begin
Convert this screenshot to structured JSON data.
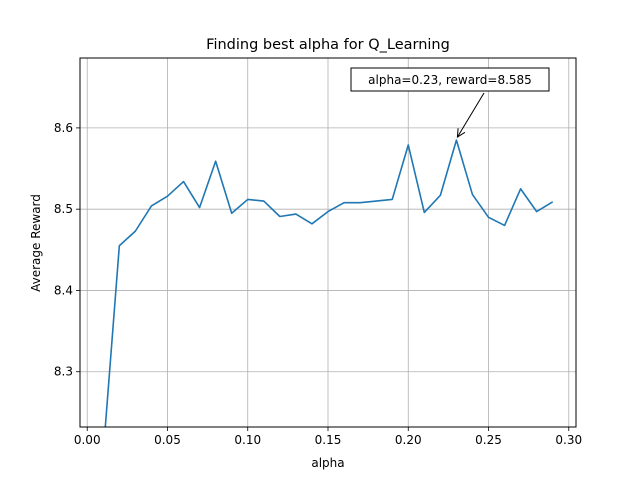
{
  "chart_data": {
    "type": "line",
    "title": "Finding best alpha for Q_Learning",
    "xlabel": "alpha",
    "ylabel": "Average Reward",
    "xlim": [
      -0.0045,
      0.3045
    ],
    "ylim": [
      8.232,
      8.686
    ],
    "xticks": [
      0.0,
      0.05,
      0.1,
      0.15,
      0.2,
      0.25,
      0.3
    ],
    "xtick_labels": [
      "0.00",
      "0.05",
      "0.10",
      "0.15",
      "0.20",
      "0.25",
      "0.30"
    ],
    "yticks": [
      8.3,
      8.4,
      8.5,
      8.6
    ],
    "ytick_labels": [
      "8.3",
      "8.4",
      "8.5",
      "8.6"
    ],
    "grid": true,
    "line_color": "#1f77b4",
    "series": [
      {
        "x": [
          0.01,
          0.02,
          0.03,
          0.04,
          0.05,
          0.06,
          0.07,
          0.08,
          0.09,
          0.1,
          0.11,
          0.12,
          0.13,
          0.14,
          0.15,
          0.16,
          0.17,
          0.18,
          0.19,
          0.2,
          0.21,
          0.22,
          0.23,
          0.24,
          0.25,
          0.26,
          0.27,
          0.28,
          0.29
        ],
        "values": [
          8.2,
          8.455,
          8.473,
          8.504,
          8.516,
          8.534,
          8.502,
          8.559,
          8.495,
          8.512,
          8.51,
          8.491,
          8.494,
          8.482,
          8.497,
          8.508,
          8.508,
          8.51,
          8.512,
          8.579,
          8.496,
          8.517,
          8.585,
          8.518,
          8.49,
          8.48,
          8.525,
          8.497,
          8.509
        ]
      }
    ],
    "annotation": {
      "text": "alpha=0.23, reward=8.585",
      "x": 0.23,
      "y": 8.585
    }
  }
}
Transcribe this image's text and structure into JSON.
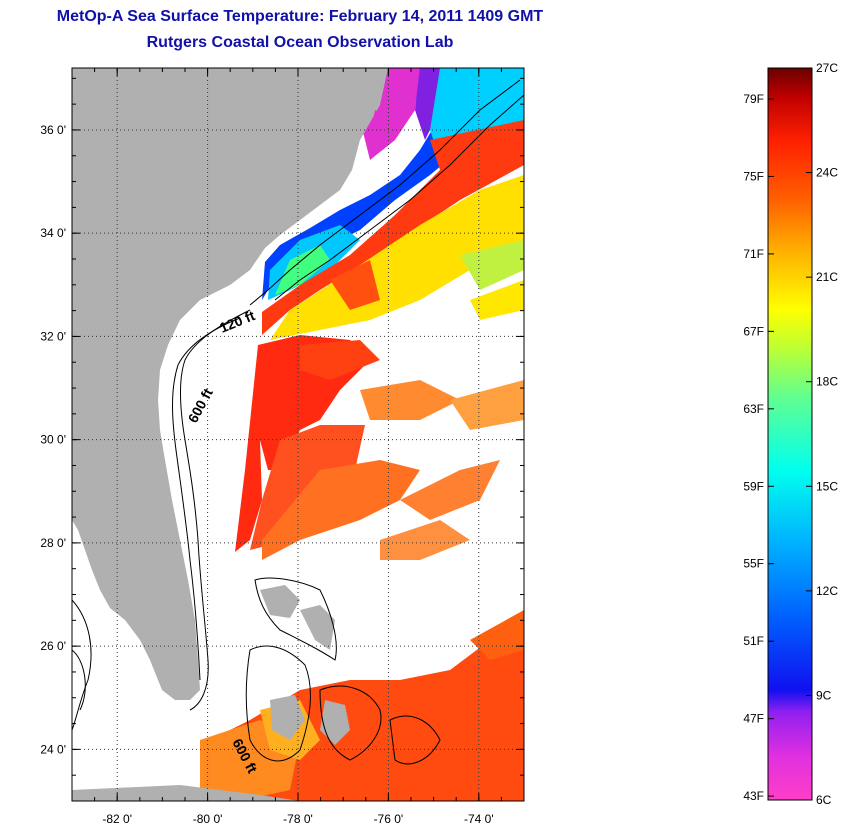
{
  "title": "MetOp-A Sea Surface Temperature:  February 14, 2011 1409 GMT",
  "subtitle": "Rutgers Coastal Ocean Observation Lab",
  "map": {
    "lon_ticks": [
      {
        "value": -82,
        "label": "-82 0'"
      },
      {
        "value": -80,
        "label": "-80 0'"
      },
      {
        "value": -78,
        "label": "-78 0'"
      },
      {
        "value": -76,
        "label": "-76 0'"
      },
      {
        "value": -74,
        "label": "-74 0'"
      }
    ],
    "lat_ticks": [
      {
        "value": 36,
        "label": "36 0'"
      },
      {
        "value": 34,
        "label": "34 0'"
      },
      {
        "value": 32,
        "label": "32 0'"
      },
      {
        "value": 30,
        "label": "30 0'"
      },
      {
        "value": 28,
        "label": "28 0'"
      },
      {
        "value": 26,
        "label": "26 0'"
      },
      {
        "value": 24,
        "label": "24 0'"
      }
    ],
    "lon_range": [
      -83,
      -73
    ],
    "lat_range": [
      23,
      37.2
    ],
    "contour_labels": [
      "120 ft",
      "600 ft",
      "600 ft"
    ],
    "land_color": "#b0b0b0"
  },
  "colorbar": {
    "f_labels": [
      "79F",
      "75F",
      "71F",
      "67F",
      "63F",
      "59F",
      "55F",
      "51F",
      "47F",
      "43F"
    ],
    "c_labels": [
      "27C",
      "24C",
      "21C",
      "18C",
      "15C",
      "12C",
      "9C",
      "6C"
    ],
    "range_c": [
      6,
      27
    ],
    "colors": [
      "#ff3ec8",
      "#a020f0",
      "#0000ff",
      "#0090ff",
      "#00ffff",
      "#80ff80",
      "#ffff00",
      "#ffa000",
      "#ff3000",
      "#c00000",
      "#700000"
    ]
  }
}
end
- **EXERCISE PROMPT**
Each entry must be retyped word for word, with every image omitted.

- **FULL ANSWER**
Convert this screenshot to structured JSON data.
{
  "chart_data": {
    "type": "line",
    "title": "Finding best alpha for Q_Learning",
    "xlabel": "alpha",
    "ylabel": "Average Reward",
    "xlim": [
      -0.0045,
      0.3045
    ],
    "ylim": [
      8.232,
      8.686
    ],
    "xticks": [
      0.0,
      0.05,
      0.1,
      0.15,
      0.2,
      0.25,
      0.3
    ],
    "xtick_labels": [
      "0.00",
      "0.05",
      "0.10",
      "0.15",
      "0.20",
      "0.25",
      "0.30"
    ],
    "yticks": [
      8.3,
      8.4,
      8.5,
      8.6
    ],
    "ytick_labels": [
      "8.3",
      "8.4",
      "8.5",
      "8.6"
    ],
    "grid": true,
    "line_color": "#1f77b4",
    "series": [
      {
        "x": [
          0.01,
          0.02,
          0.03,
          0.04,
          0.05,
          0.06,
          0.07,
          0.08,
          0.09,
          0.1,
          0.11,
          0.12,
          0.13,
          0.14,
          0.15,
          0.16,
          0.17,
          0.18,
          0.19,
          0.2,
          0.21,
          0.22,
          0.23,
          0.24,
          0.25,
          0.26,
          0.27,
          0.28,
          0.29
        ],
        "values": [
          8.2,
          8.455,
          8.473,
          8.504,
          8.516,
          8.534,
          8.502,
          8.559,
          8.495,
          8.512,
          8.51,
          8.491,
          8.494,
          8.482,
          8.497,
          8.508,
          8.508,
          8.51,
          8.512,
          8.579,
          8.496,
          8.517,
          8.585,
          8.518,
          8.49,
          8.48,
          8.525,
          8.497,
          8.509
        ]
      }
    ],
    "annotation": {
      "text": "alpha=0.23, reward=8.585",
      "x": 0.23,
      "y": 8.585
    }
  }
}
Transcribe this image's text and structure into JSON.
{
  "title": "MetOp-A Sea Surface Temperature:  February 14, 2011 1409 GMT",
  "subtitle": "Rutgers Coastal Ocean Observation Lab",
  "map": {
    "lon_ticks": [
      {
        "value": -82,
        "label": "-82 0'"
      },
      {
        "value": -80,
        "label": "-80 0'"
      },
      {
        "value": -78,
        "label": "-78 0'"
      },
      {
        "value": -76,
        "label": "-76 0'"
      },
      {
        "value": -74,
        "label": "-74 0'"
      }
    ],
    "lat_ticks": [
      {
        "value": 36,
        "label": "36 0'"
      },
      {
        "value": 34,
        "label": "34 0'"
      },
      {
        "value": 32,
        "label": "32 0'"
      },
      {
        "value": 30,
        "label": "30 0'"
      },
      {
        "value": 28,
        "label": "28 0'"
      },
      {
        "value": 26,
        "label": "26 0'"
      },
      {
        "value": 24,
        "label": "24 0'"
      }
    ],
    "lon_range": [
      -83,
      -73
    ],
    "lat_range": [
      23,
      37.2
    ],
    "contour_labels": [
      "120 ft",
      "600 ft",
      "600 ft"
    ],
    "land_color": "#b0b0b0"
  },
  "colorbar": {
    "f_labels": [
      "79F",
      "75F",
      "71F",
      "67F",
      "63F",
      "59F",
      "55F",
      "51F",
      "47F",
      "43F"
    ],
    "c_labels": [
      "27C",
      "24C",
      "21C",
      "18C",
      "15C",
      "12C",
      "9C",
      "6C"
    ],
    "range_c": [
      6,
      27
    ],
    "colors": [
      "#ff3ec8",
      "#a020f0",
      "#0000ff",
      "#0090ff",
      "#00ffff",
      "#80ff80",
      "#ffff00",
      "#ffa000",
      "#ff3000",
      "#c00000",
      "#700000"
    ]
  }
}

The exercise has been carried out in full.